__Stored records__.
================================
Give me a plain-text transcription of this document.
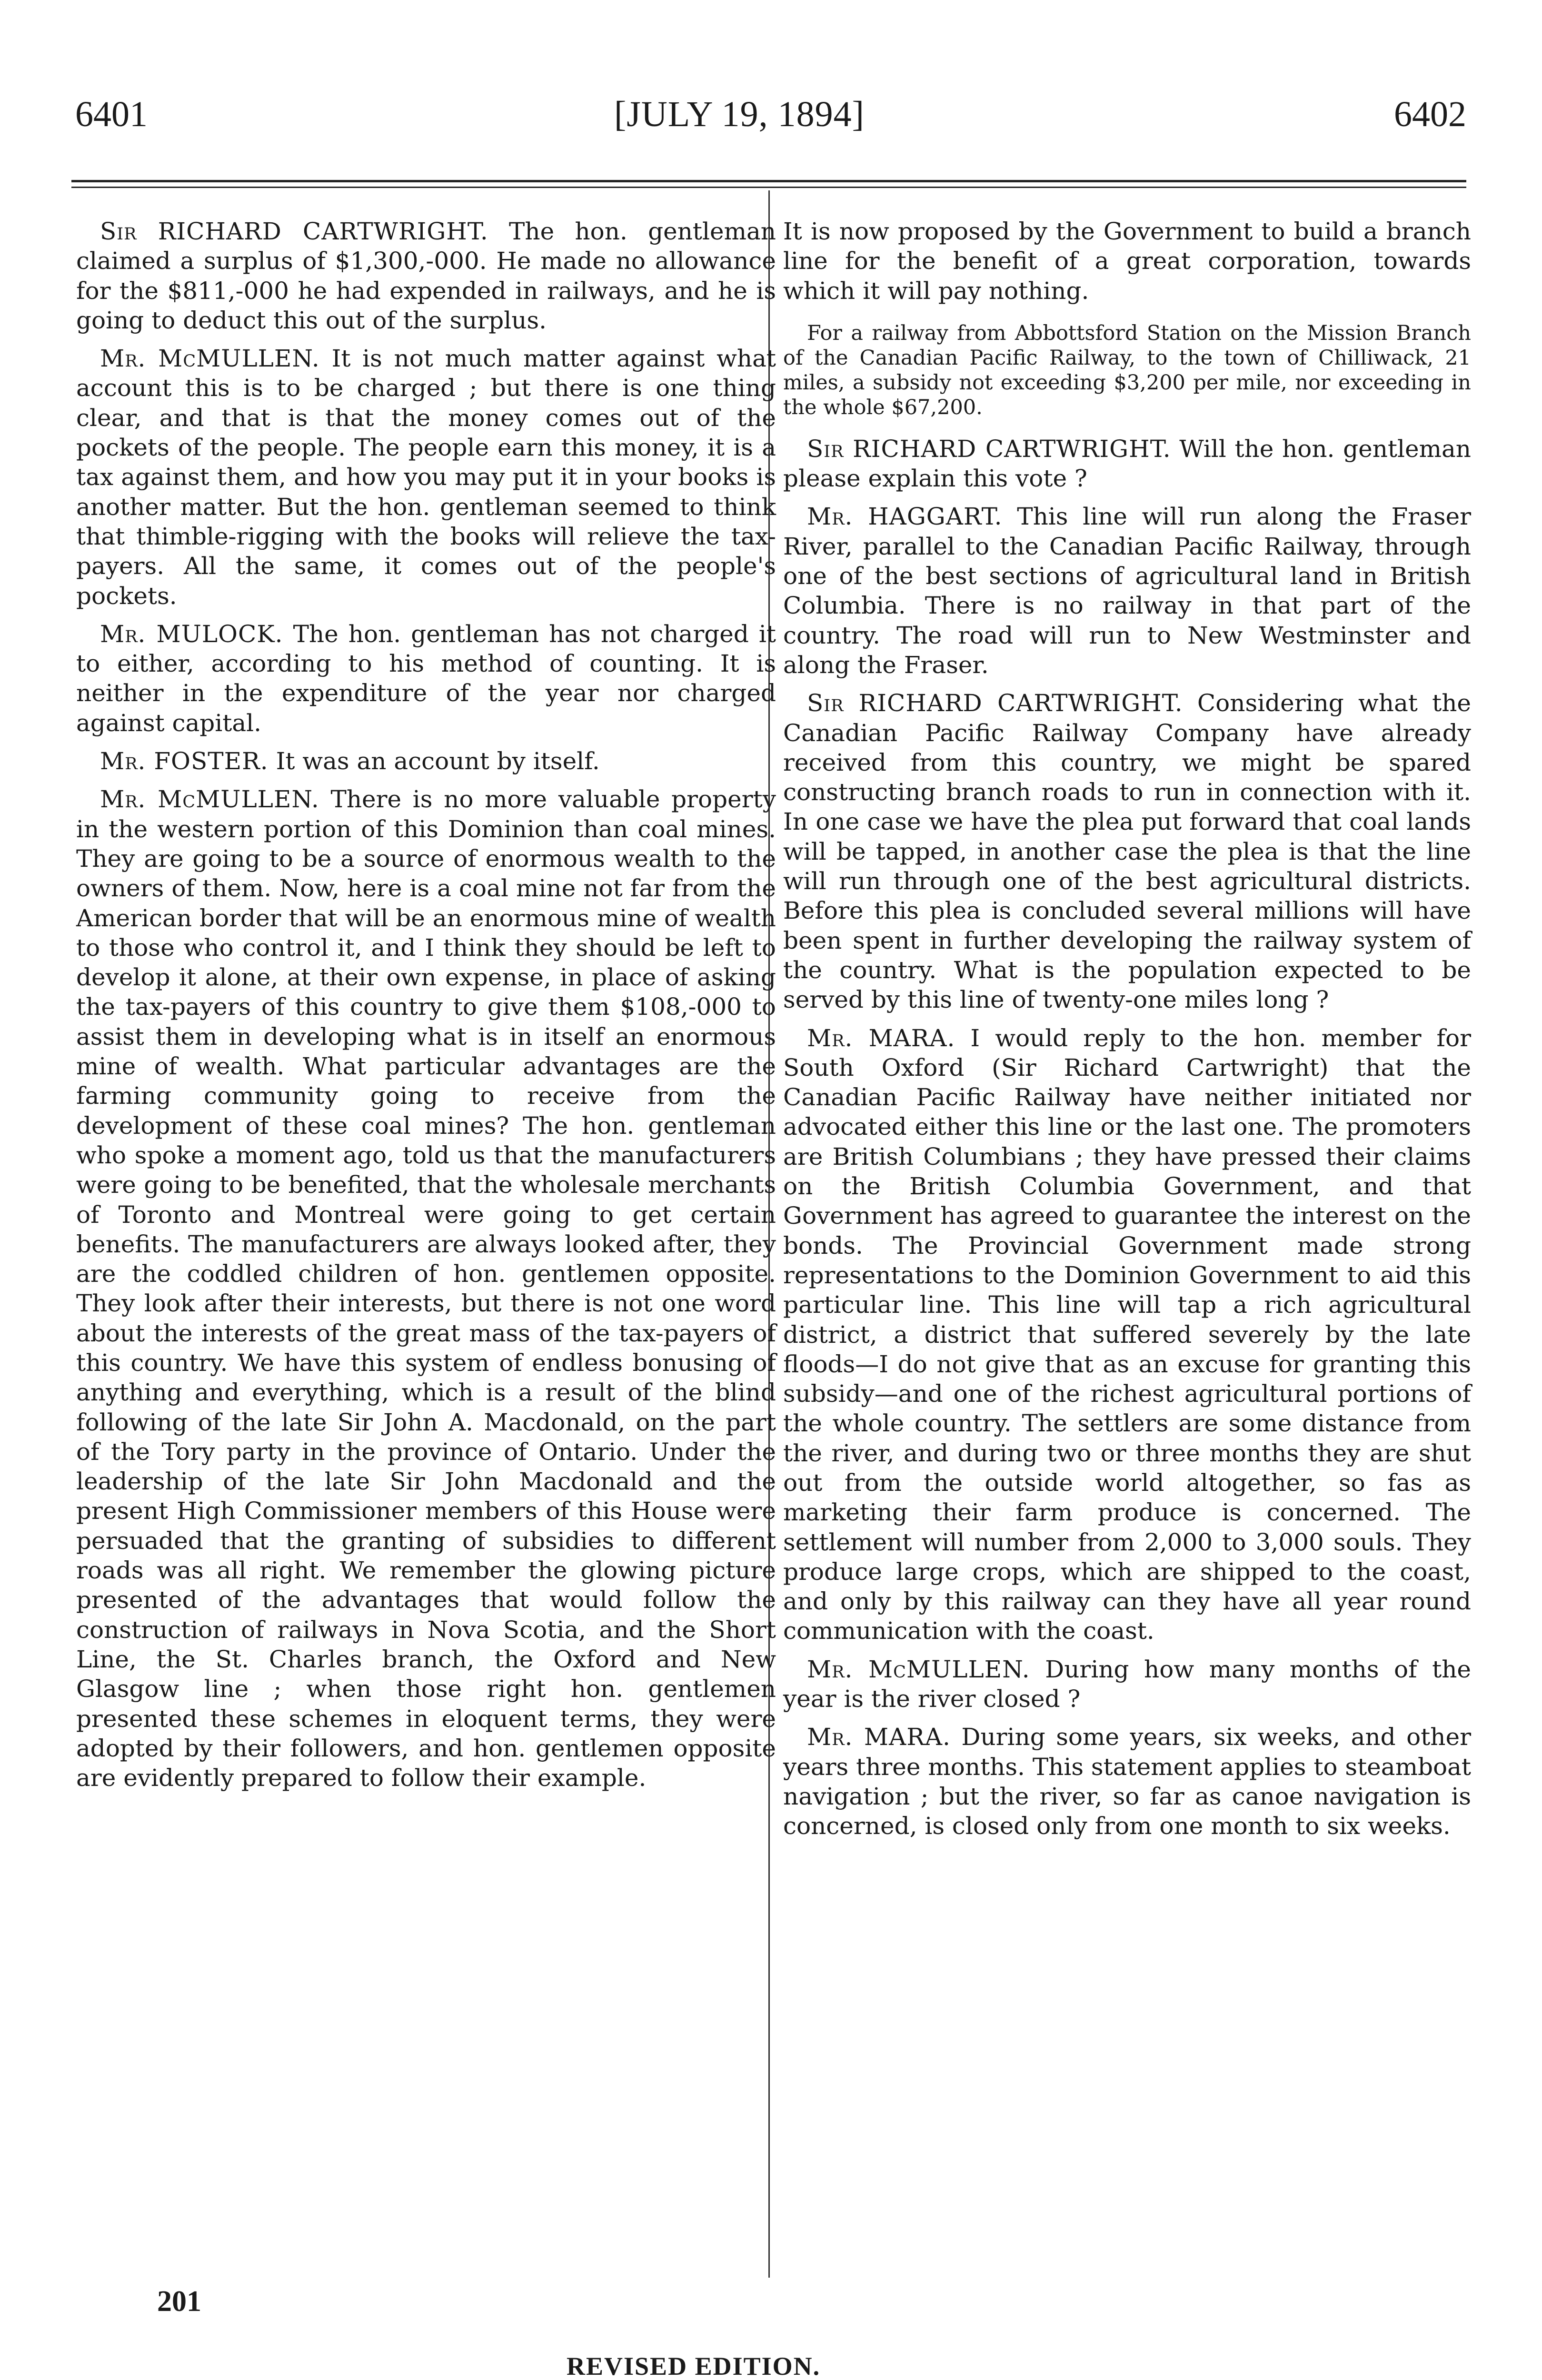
6401	[JULY 19, 1894]	6402

Sir RICHARD CARTWRIGHT. The hon. gentleman claimed a surplus of $1,300,-000. He made no allowance for the $811,-000 he had expended in railways, and he is going to deduct this out of the surplus.

Mr. McMULLEN. It is not much matter against what account this is to be charged ; but there is one thing clear, and that is that the money comes out of the pockets of the people. The people earn this money, it is a tax against them, and how you may put it in your books is another matter. But the hon. gentleman seemed to think that thimble-rigging with the books will relieve the tax-payers. All the same, it comes out of the people's pockets.

Mr. MULOCK. The hon. gentleman has not charged it to either, according to his method of counting. It is neither in the expenditure of the year nor charged against capital.

Mr. FOSTER. It was an account by itself.

Mr. McMULLEN. There is no more valuable property in the western portion of this Dominion than coal mines. They are going to be a source of enormous wealth to the owners of them. Now, here is a coal mine not far from the American border that will be an enormous mine of wealth to those who control it, and I think they should be left to develop it alone, at their own expense, in place of asking the tax-payers of this country to give them $108,-000 to assist them in developing what is in itself an enormous mine of wealth. What particular advantages are the farming community going to receive from the development of these coal mines? The hon. gentleman who spoke a moment ago, told us that the manufacturers were going to be benefited, that the wholesale merchants of Toronto and Montreal were going to get certain benefits. The manufacturers are always looked after, they are the coddled children of hon. gentlemen opposite. They look after their interests, but there is not one word about the interests of the great mass of the tax-payers of this country. We have this system of endless bonusing of anything and everything, which is a result of the blind following of the late Sir John A. Macdonald, on the part of the Tory party in the province of Ontario. Under the leadership of the late Sir John Macdonald and the present High Commissioner members of this House were persuaded that the granting of subsidies to different roads was all right. We remember the glowing picture presented of the advantages that would follow the construction of railways in Nova Scotia, and the Short Line, the St. Charles branch, the Oxford and New Glasgow line ; when those right hon. gentlemen presented these schemes in eloquent terms, they were adopted by their followers, and hon. gentlemen opposite are evidently prepared to follow their example.

It is now proposed by the Government to build a branch line for the benefit of a great corporation, towards which it will pay nothing.

For a railway from Abbottsford Station on the Mission Branch of the Canadian Pacific Railway, to the town of Chilliwack, 21 miles, a subsidy not exceeding $3,200 per mile, nor exceeding in the whole $67,200.

Sir RICHARD CARTWRIGHT. Will the hon. gentleman please explain this vote ?

Mr. HAGGART. This line will run along the Fraser River, parallel to the Canadian Pacific Railway, through one of the best sections of agricultural land in British Columbia. There is no railway in that part of the country. The road will run to New Westminster and along the Fraser.

Sir RICHARD CARTWRIGHT. Considering what the Canadian Pacific Railway Company have already received from this country, we might be spared constructing branch roads to run in connection with it. In one case we have the plea put forward that coal lands will be tapped, in another case the plea is that the line will run through one of the best agricultural districts. Before this plea is concluded several millions will have been spent in further developing the railway system of the country. What is the population expected to be served by this line of twenty-one miles long ?

Mr. MARA. I would reply to the hon. member for South Oxford (Sir Richard Cartwright) that the Canadian Pacific Railway have neither initiated nor advocated either this line or the last one. The promoters are British Columbians ; they have pressed their claims on the British Columbia Government, and that Government has agreed to guarantee the interest on the bonds. The Provincial Government made strong representations to the Dominion Government to aid this particular line. This line will tap a rich agricultural district, a district that suffered severely by the late floods—I do not give that as an excuse for granting this subsidy—and one of the richest agricultural portions of the whole country. The settlers are some distance from the river, and during two or three months they are shut out from the outside world altogether, so fas as marketing their farm produce is concerned. The settlement will number from 2,000 to 3,000 souls. They produce large crops, which are shipped to the coast, and only by this railway can they have all year round communication with the coast.

Mr. McMULLEN. During how many months of the year is the river closed ?

Mr. MARA. During some years, six weeks, and other years three months. This statement applies to steamboat navigation ; but the river, so far as canoe navigation is concerned, is closed only from one month to six weeks.

201
REVISED EDITION.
================================
__What to do__.
Extract from the material all lines containing the string "another".

__Full answer__.
Mr. McMULLEN. It is not much matter against what account this is to be charged ; but there is one thing clear, and that is that the money comes out of the pockets of the people. The people earn this money, it is a tax against them, and how you may put it in your books is another matter. But the hon. gentleman seemed to think that thimble-rigging with the books will relieve the tax-payers. All the same, it comes out of the people's pockets.
Sir RICHARD CARTWRIGHT. Considering what the Canadian Pacific Railway Company have already received from this country, we might be spared constructing branch roads to run in connection with it. In one case we have the plea put forward that coal lands will be tapped, in another case the plea is that the line will run through one of the best agricultural districts. Before this plea is concluded several millions will have been spent in further developing the railway system of the country. What is the population expected to be served by this line of twenty-one miles long ?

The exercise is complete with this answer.